Problem to work on: Skip the images. Copy the records exactly as written.
--- Start of Given data ---
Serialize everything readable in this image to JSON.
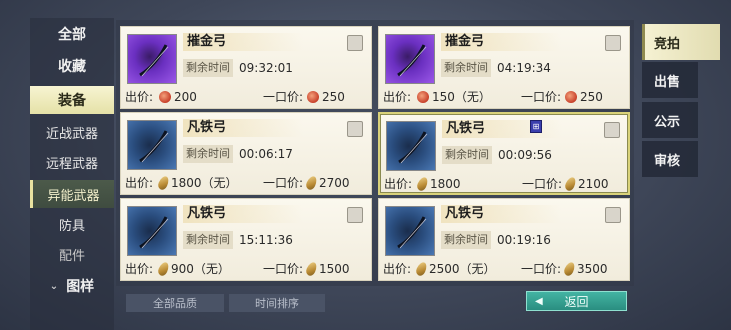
{
  "sidebar": {
    "items": [
      {
        "label": "全部"
      },
      {
        "label": "收藏"
      },
      {
        "label": "装备"
      },
      {
        "label": "近战武器"
      },
      {
        "label": "远程武器"
      },
      {
        "label": "异能武器"
      },
      {
        "label": "防具"
      },
      {
        "label": "配件"
      },
      {
        "label": "图样"
      }
    ]
  },
  "listings": [
    {
      "name": "摧金弓",
      "time_label": "剩余时间",
      "time": "09:32:01",
      "price_label": "出价:",
      "price": "200",
      "buyout_label": "一口价:",
      "buyout": "250",
      "currency": "red-coin-icon",
      "thumb": "purple"
    },
    {
      "name": "摧金弓",
      "time_label": "剩余时间",
      "time": "04:19:34",
      "price_label": "出价:",
      "price": "150（无）",
      "buyout_label": "一口价:",
      "buyout": "250",
      "currency": "red-coin-icon",
      "thumb": "purple"
    },
    {
      "name": "凡铁弓",
      "time_label": "剩余时间",
      "time": "00:06:17",
      "price_label": "出价:",
      "price": "1800（无）",
      "buyout_label": "一口价:",
      "buyout": "2700",
      "currency": "gold-leaf-icon",
      "thumb": "blue"
    },
    {
      "name": "凡铁弓",
      "time_label": "剩余时间",
      "time": "00:09:56",
      "price_label": "出价:",
      "price": "1800",
      "buyout_label": "一口价:",
      "buyout": "2100",
      "currency": "gold-leaf-icon",
      "thumb": "blue"
    },
    {
      "name": "凡铁弓",
      "time_label": "剩余时间",
      "time": "15:11:36",
      "price_label": "出价:",
      "price": "900（无）",
      "buyout_label": "一口价:",
      "buyout": "1500",
      "currency": "gold-leaf-icon",
      "thumb": "blue"
    },
    {
      "name": "凡铁弓",
      "time_label": "剩余时间",
      "time": "00:19:16",
      "price_label": "出价:",
      "price": "2500（无）",
      "buyout_label": "一口价:",
      "buyout": "3500",
      "currency": "gold-leaf-icon",
      "thumb": "blue"
    }
  ],
  "filters": {
    "quality": "全部品质",
    "sort": "时间排序"
  },
  "back_label": "返回",
  "right_tabs": [
    {
      "label": "竞拍"
    },
    {
      "label": "出售"
    },
    {
      "label": "公示"
    },
    {
      "label": "审核"
    }
  ],
  "colors": {
    "card_bg": "#fbf8ee",
    "active_tab": "#f6f2d4",
    "back_button": "#2a8e80",
    "selected_border": "#d9d27a"
  }
}
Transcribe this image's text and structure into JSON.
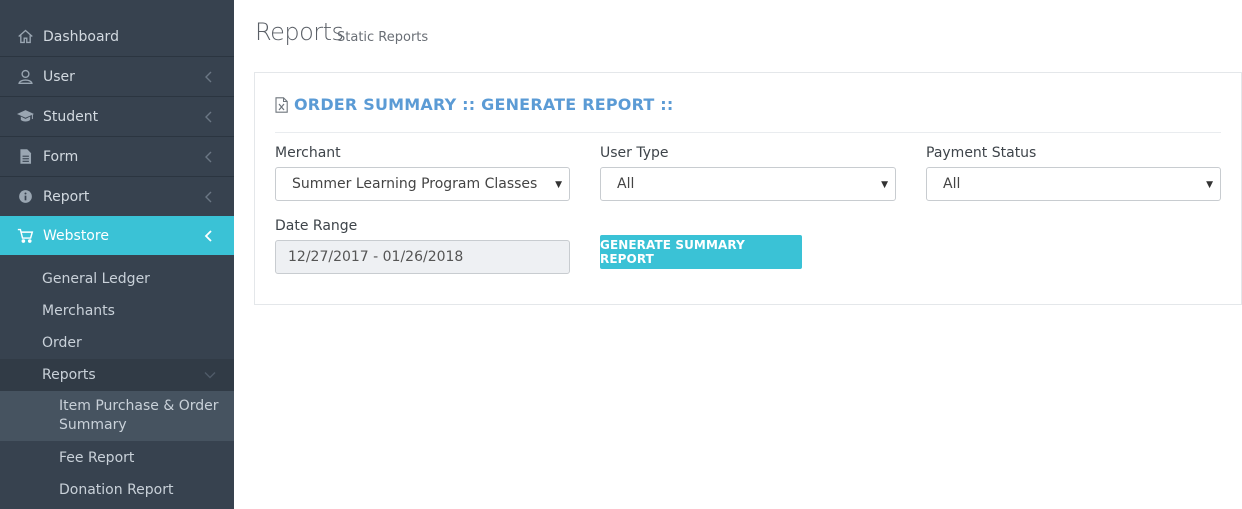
{
  "sidebar": {
    "items": [
      {
        "label": "Dashboard",
        "icon": "home-icon"
      },
      {
        "label": "User",
        "icon": "user-icon"
      },
      {
        "label": "Student",
        "icon": "graduation-cap-icon"
      },
      {
        "label": "Form",
        "icon": "file-icon"
      },
      {
        "label": "Report",
        "icon": "info-icon"
      },
      {
        "label": "Webstore",
        "icon": "cart-icon"
      }
    ],
    "webstore_children": [
      {
        "label": "General Ledger"
      },
      {
        "label": "Merchants"
      },
      {
        "label": "Order"
      },
      {
        "label": "Reports"
      }
    ],
    "reports_children": [
      {
        "label": "Item Purchase & Order Summary"
      },
      {
        "label": "Fee Report"
      },
      {
        "label": "Donation Report"
      }
    ]
  },
  "header": {
    "title": "Reports",
    "subtitle": "Static Reports"
  },
  "panel": {
    "title": "ORDER SUMMARY :: GENERATE REPORT ::",
    "merchant_label": "Merchant",
    "merchant_value": "Summer Learning Program Classes",
    "user_type_label": "User Type",
    "user_type_value": "All",
    "payment_status_label": "Payment Status",
    "payment_status_value": "All",
    "date_range_label": "Date Range",
    "date_range_value": "12/27/2017 - 01/26/2018",
    "generate_button": "GENERATE SUMMARY REPORT"
  },
  "colors": {
    "sidebar_bg": "#37424f",
    "accent": "#3ac2d6",
    "title_blue": "#5b9bd5"
  }
}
--- End of Given data ---
Task answer:
Serialize everything readable in this image to JSON.
{
  "sidebar": {
    "items": [
      {
        "label": "全部"
      },
      {
        "label": "收藏"
      },
      {
        "label": "装备"
      },
      {
        "label": "近战武器"
      },
      {
        "label": "远程武器"
      },
      {
        "label": "异能武器"
      },
      {
        "label": "防具"
      },
      {
        "label": "配件"
      },
      {
        "label": "图样"
      }
    ]
  },
  "listings": [
    {
      "name": "摧金弓",
      "time_label": "剩余时间",
      "time": "09:32:01",
      "price_label": "出价:",
      "price": "200",
      "buyout_label": "一口价:",
      "buyout": "250",
      "currency": "red-coin-icon",
      "thumb": "purple"
    },
    {
      "name": "摧金弓",
      "time_label": "剩余时间",
      "time": "04:19:34",
      "price_label": "出价:",
      "price": "150（无）",
      "buyout_label": "一口价:",
      "buyout": "250",
      "currency": "red-coin-icon",
      "thumb": "purple"
    },
    {
      "name": "凡铁弓",
      "time_label": "剩余时间",
      "time": "00:06:17",
      "price_label": "出价:",
      "price": "1800（无）",
      "buyout_label": "一口价:",
      "buyout": "2700",
      "currency": "gold-leaf-icon",
      "thumb": "blue"
    },
    {
      "name": "凡铁弓",
      "time_label": "剩余时间",
      "time": "00:09:56",
      "price_label": "出价:",
      "price": "1800",
      "buyout_label": "一口价:",
      "buyout": "2100",
      "currency": "gold-leaf-icon",
      "thumb": "blue"
    },
    {
      "name": "凡铁弓",
      "time_label": "剩余时间",
      "time": "15:11:36",
      "price_label": "出价:",
      "price": "900（无）",
      "buyout_label": "一口价:",
      "buyout": "1500",
      "currency": "gold-leaf-icon",
      "thumb": "blue"
    },
    {
      "name": "凡铁弓",
      "time_label": "剩余时间",
      "time": "00:19:16",
      "price_label": "出价:",
      "price": "2500（无）",
      "buyout_label": "一口价:",
      "buyout": "3500",
      "currency": "gold-leaf-icon",
      "thumb": "blue"
    }
  ],
  "filters": {
    "quality": "全部品质",
    "sort": "时间排序"
  },
  "back_label": "返回",
  "right_tabs": [
    {
      "label": "竞拍"
    },
    {
      "label": "出售"
    },
    {
      "label": "公示"
    },
    {
      "label": "审核"
    }
  ],
  "colors": {
    "card_bg": "#fbf8ee",
    "active_tab": "#f6f2d4",
    "back_button": "#2a8e80",
    "selected_border": "#d9d27a"
  }
}
Transcribe this image's text and structure into JSON.
{
  "sidebar": {
    "items": [
      {
        "label": "Dashboard",
        "icon": "home-icon"
      },
      {
        "label": "User",
        "icon": "user-icon"
      },
      {
        "label": "Student",
        "icon": "graduation-cap-icon"
      },
      {
        "label": "Form",
        "icon": "file-icon"
      },
      {
        "label": "Report",
        "icon": "info-icon"
      },
      {
        "label": "Webstore",
        "icon": "cart-icon"
      }
    ],
    "webstore_children": [
      {
        "label": "General Ledger"
      },
      {
        "label": "Merchants"
      },
      {
        "label": "Order"
      },
      {
        "label": "Reports"
      }
    ],
    "reports_children": [
      {
        "label": "Item Purchase & Order Summary"
      },
      {
        "label": "Fee Report"
      },
      {
        "label": "Donation Report"
      }
    ]
  },
  "header": {
    "title": "Reports",
    "subtitle": "Static Reports"
  },
  "panel": {
    "title": "ORDER SUMMARY :: GENERATE REPORT ::",
    "merchant_label": "Merchant",
    "merchant_value": "Summer Learning Program Classes",
    "user_type_label": "User Type",
    "user_type_value": "All",
    "payment_status_label": "Payment Status",
    "payment_status_value": "All",
    "date_range_label": "Date Range",
    "date_range_value": "12/27/2017 - 01/26/2018",
    "generate_button": "GENERATE SUMMARY REPORT"
  },
  "colors": {
    "sidebar_bg": "#37424f",
    "accent": "#3ac2d6",
    "title_blue": "#5b9bd5"
  }
}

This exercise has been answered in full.